## TRAVAIL DEMANDÉ
a) Dans le récit sur le professeur Lyazidi, à quel poste celui-ci a-t-il été nommé au mois de février ?
b) Poursuivez, s'il vous plaît, le récit sur le professeur Lyazidi après sa dernière phrase.

Adolescent, j'étais élève en première année du lycée Ibn Abbad de Marrakech. J'avais comme professeur de mathématiques Monsieur Lyazidi. Il a porté durant le premier trimestre la même veste et il avait une bien vieille voiture. Lyazidi buvait beaucoup et il fréquentait le Club Royal de Golf de Marrakech... C'est là qu'il a fait connaissance avec celui qui faisait la pluie et le beau temps dans le royaume durant ces années-là, appelées "les années de plomb"...
Au mois de Février, nous n'avions plus de professeur de math: M.Lyazidi était nommé gouverneur de Marrakech. Un poste supérieur à celui des actuels walis quand on sait que l'ancienne province de Marrakech regroupait au moins cinq des provinces actuelles et que les gouverneurs étaient de véritables "khalifas" du Sultan avec relativement et quasiment plein de pouvoirs ...
Cette nomination de l'un de mes meilleurs professeurs a dérangé en moi les discours gauchistes et anti-royalistes dans lesquels je baignais... Le premier secrétaire de l'Ambassade de l'URSS est venu, chez moi à Marrakech pour me remettre une médaille à l'occasion de la naissance de V.I.O. Lénine avec un prix que j'ai remporté dans un concours organisé par le journal "Les Nouvelles de Moscou" à l'occasion du 100ème anniversaire de la naissance de Lénine...

## DONNÉES FOURNIES
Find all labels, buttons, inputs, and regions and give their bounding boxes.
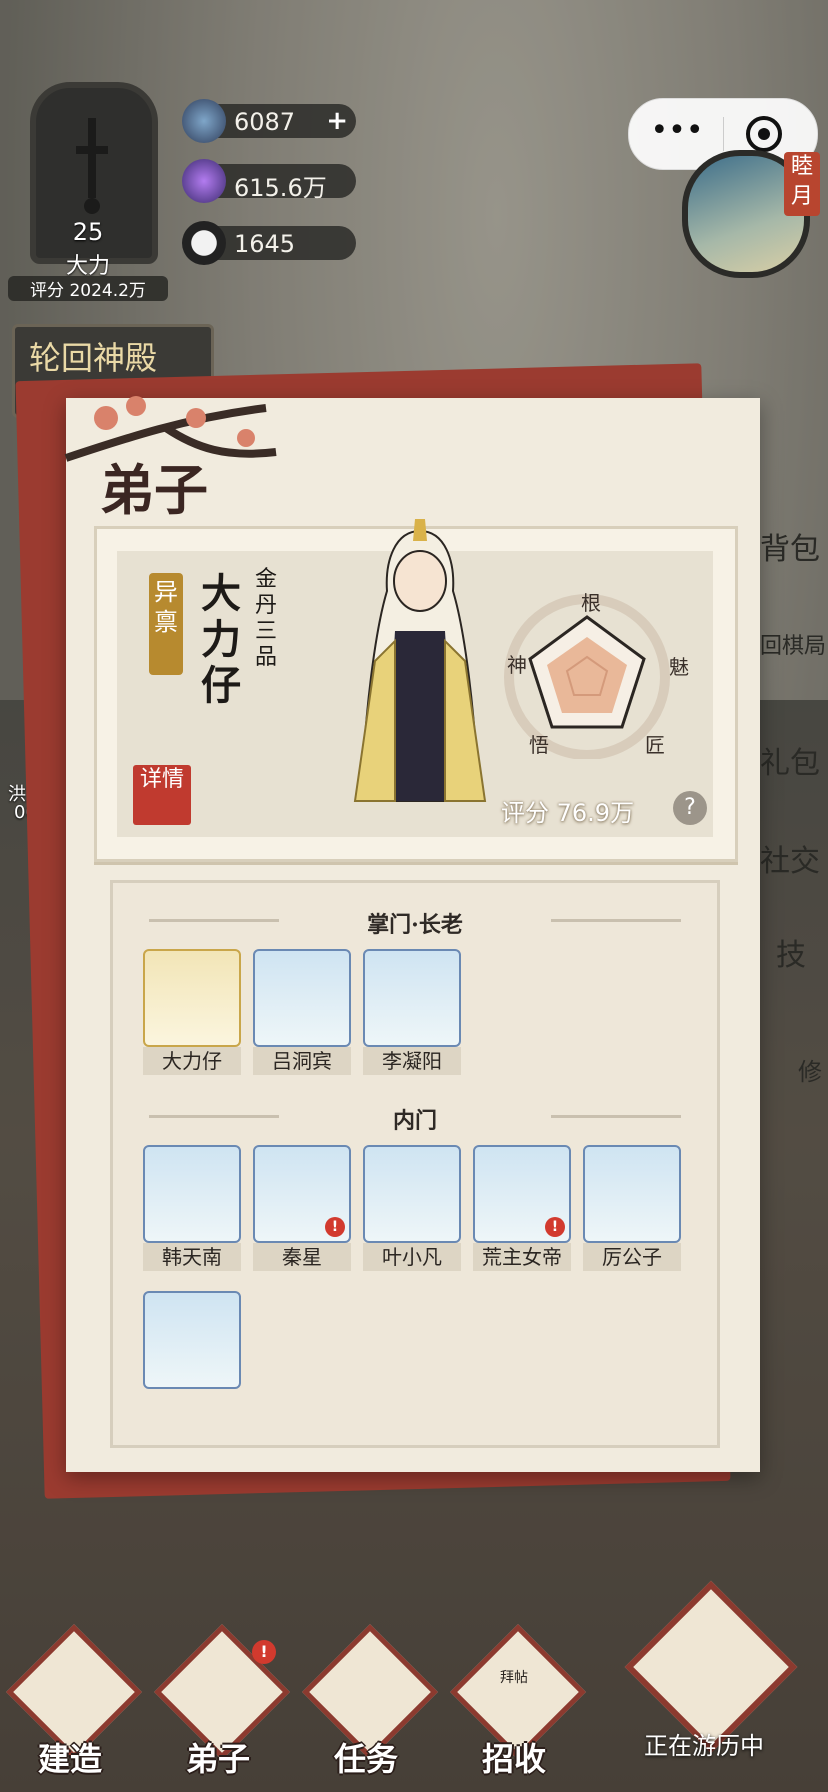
- resource-crystal: 615.6万: [182, 159, 356, 203]
- crystal-icon: [182, 159, 226, 203]
- resource-value: 1645: [234, 230, 296, 258]
- disciple-card[interactable]: 韩天南: [143, 1145, 241, 1271]
- close-target-icon[interactable]: [743, 113, 785, 155]
- section-title-inner: 内门: [392, 1108, 437, 1134]
- stat-spirit: 神: [507, 653, 527, 677]
- disciple-portrait: [253, 949, 351, 1047]
- nav-label: 招收: [481, 1740, 546, 1778]
- hero-realm: 金丹三品: [255, 567, 278, 670]
- stat-root: 根: [581, 591, 601, 615]
- spirit-stone-icon: [182, 99, 226, 143]
- player-score: 评分 2024.2万: [8, 276, 168, 301]
- disciple-card[interactable]: 厉公子: [583, 1145, 681, 1271]
- disciple-card[interactable]: 叶小凡: [363, 1145, 461, 1271]
- alert-badge: !: [252, 1640, 276, 1664]
- disciple-name: 厉公子: [583, 1243, 681, 1271]
- disciple-name: 大力仔: [143, 1047, 241, 1075]
- disciple-name: 秦星: [253, 1243, 351, 1271]
- invitation-text: 拜帖: [500, 1670, 528, 1686]
- alert-badge: !: [545, 1217, 565, 1237]
- modal-title: 弟子: [100, 458, 208, 522]
- hero-scroll: 异禀 大力仔 金丹三品 详情 根 魅 匠 悟 神 评分 76.9万 ?: [117, 519, 713, 837]
- disciple-card[interactable]: 李凝阳: [363, 949, 461, 1075]
- disciple-portrait: [583, 1145, 681, 1243]
- hero-score: 评分 76.9万: [501, 799, 635, 827]
- nav-recruit[interactable]: 拜帖 招收: [444, 1624, 586, 1790]
- resource-value: 6087: [234, 108, 296, 136]
- alert-badge: !: [325, 1217, 345, 1237]
- disciple-name: 李凝阳: [363, 1047, 461, 1075]
- stat-charm: 魅: [669, 655, 689, 679]
- add-resource-button[interactable]: +: [326, 106, 348, 136]
- stat-craft: 匠: [645, 733, 665, 757]
- disciple-name: 荒主女帝: [473, 1243, 571, 1271]
- disciple-name: 韩天南: [143, 1243, 241, 1271]
- disciple-portrait: [363, 949, 461, 1047]
- player-avatar[interactable]: 25 大力 评分 2024.2万: [8, 50, 168, 301]
- nav-label: 建造: [37, 1740, 102, 1778]
- hero-name: 大力仔: [201, 570, 241, 709]
- plum-branch-decoration: [64, 396, 277, 462]
- detail-button[interactable]: 详情: [133, 765, 191, 825]
- disciples-modal: 弟子 异禀 大力仔 金丹三品 详情 根 魅 匠 悟 神 评分 76.9万 ? 掌…: [64, 396, 760, 1472]
- sword-emblem-icon: [76, 118, 108, 214]
- disciple-card[interactable]: ! 荒主女帝: [473, 1145, 571, 1271]
- disciple-name: 吕洞宾: [253, 1047, 351, 1075]
- menu-bag[interactable]: 背包: [760, 524, 828, 568]
- menu-gift[interactable]: 礼包: [760, 738, 828, 782]
- menu-social[interactable]: 社交: [760, 836, 828, 880]
- nav-tasks[interactable]: 任务: [296, 1624, 438, 1790]
- disciple-portrait: [143, 949, 241, 1047]
- disciple-list: 掌门·长老 大力仔 吕洞宾 李凝阳 内门 韩天南 ! 秦星 叶小凡 ! 荒主女帝…: [110, 880, 720, 1448]
- disciple-name: 叶小凡: [363, 1243, 461, 1271]
- yin-yang-icon: [182, 221, 226, 265]
- resource-value: 615.6万: [234, 174, 327, 202]
- more-options-icon[interactable]: •••: [647, 116, 707, 147]
- player-level: 25: [72, 218, 104, 246]
- nav-disciples[interactable]: ! 弟子: [148, 1624, 290, 1790]
- talent-tag: 异禀: [149, 573, 183, 675]
- menu-cultivate[interactable]: 修: [798, 1052, 828, 1087]
- disciple-card[interactable]: ! 秦星: [253, 1145, 351, 1271]
- hero-portrait[interactable]: [335, 511, 505, 821]
- section-title-elders: 掌门·长老: [367, 912, 463, 938]
- travel-label: 正在游历中: [644, 1732, 764, 1760]
- month-badge: 睦月: [784, 152, 820, 216]
- help-icon[interactable]: ?: [673, 791, 707, 825]
- hero-card: 异禀 大力仔 金丹三品 详情 根 魅 匠 悟 神 评分 76.9万 ?: [94, 519, 738, 862]
- nav-label: 任务: [333, 1740, 398, 1778]
- disciple-portrait: [143, 1291, 241, 1389]
- disciple-card[interactable]: 大力仔: [143, 949, 241, 1075]
- resource-yin-yang: 1645: [182, 221, 356, 265]
- menu-skill[interactable]: 技: [776, 930, 828, 974]
- event-title: 轮回神殿: [29, 339, 158, 377]
- resource-spirit-stone: 6087 +: [182, 99, 356, 143]
- stat-insight: 悟: [529, 733, 549, 757]
- disciple-card[interactable]: 吕洞宾: [253, 949, 351, 1075]
- nav-label: 弟子: [185, 1740, 250, 1778]
- disciple-portrait: [143, 1145, 241, 1243]
- capsule-divider: [723, 117, 724, 151]
- travel-button[interactable]: 正在游历中: [614, 1580, 798, 1782]
- disciple-portrait: [363, 1145, 461, 1243]
- disciple-card[interactable]: [143, 1291, 241, 1391]
- menu-board[interactable]: 回棋局: [760, 628, 828, 660]
- nav-build[interactable]: 建造: [0, 1624, 142, 1790]
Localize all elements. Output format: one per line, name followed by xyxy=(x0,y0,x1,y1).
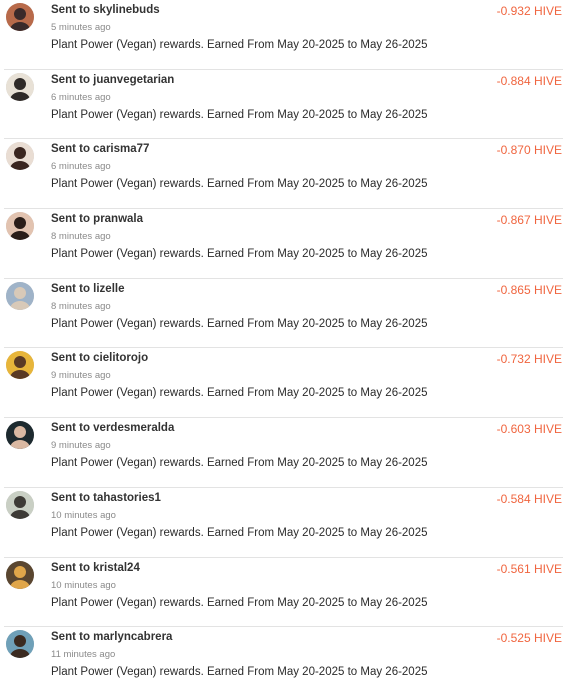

## TÂCHES RÉSOLUES
a) Il a été nommé gouverneur de Marrakech.

b)
Quinze jours après, toute la ville de Marrakech parlait des faits et gestes de Lyazidi: il inspectait les hôpitaux, les écoles et les diverses administrations. Il s'énervait et sanctionnait... Il était sur le point de rendre la ville ingouvernable... Il a vite montré qu'un enseignant ne pouvait devenir du jour au lendemain un grand agent d'autorité... Bref, il s'est tellement trompé que feu Hassan II le releva de ses fonctions au bout de 4 mois d'exercice... M.Lyazidi finit ses jours avec ses bouteilles chéries...
Ensuite, je suis devenu moi même enseignant. J'ai commencé ma carrière à l'école israélite... J'ai roulé ma bosse, durant des dizaines d'années, dans tous les niveaux et dans tous les cycles de l'enseignement... J'ai fait l'Université de Caen et l'ENS de Saint Cloud ( France)... J'ai milité aux côtés d'Ali Yata, de Aziz Belal et de Simon Lévy durant des années. C'est celui-ci qui m'a défendu, à la veille de la Marche Verte lorsque, professeur au lycée Al Kindy de Nador, j'ai été arrêté à Zouj Bghal (Oujda) en revenant d'Oran où j'ai assisté à une des dernières réunions entre les Marocains (c'est feu Fkih Basri qui m'a invité) et les copains du renégat El Ouali en train de créer le Polisario... Quant au communisme, c'est mon séjour d'un mois à Odessa, invité par un membre supplément au CC du PCUS qui m'en a libéré avant l'arrivée de Gorbatchev... Il était procureur de l'Etat socialiste et il vivait comme un sultan othoman...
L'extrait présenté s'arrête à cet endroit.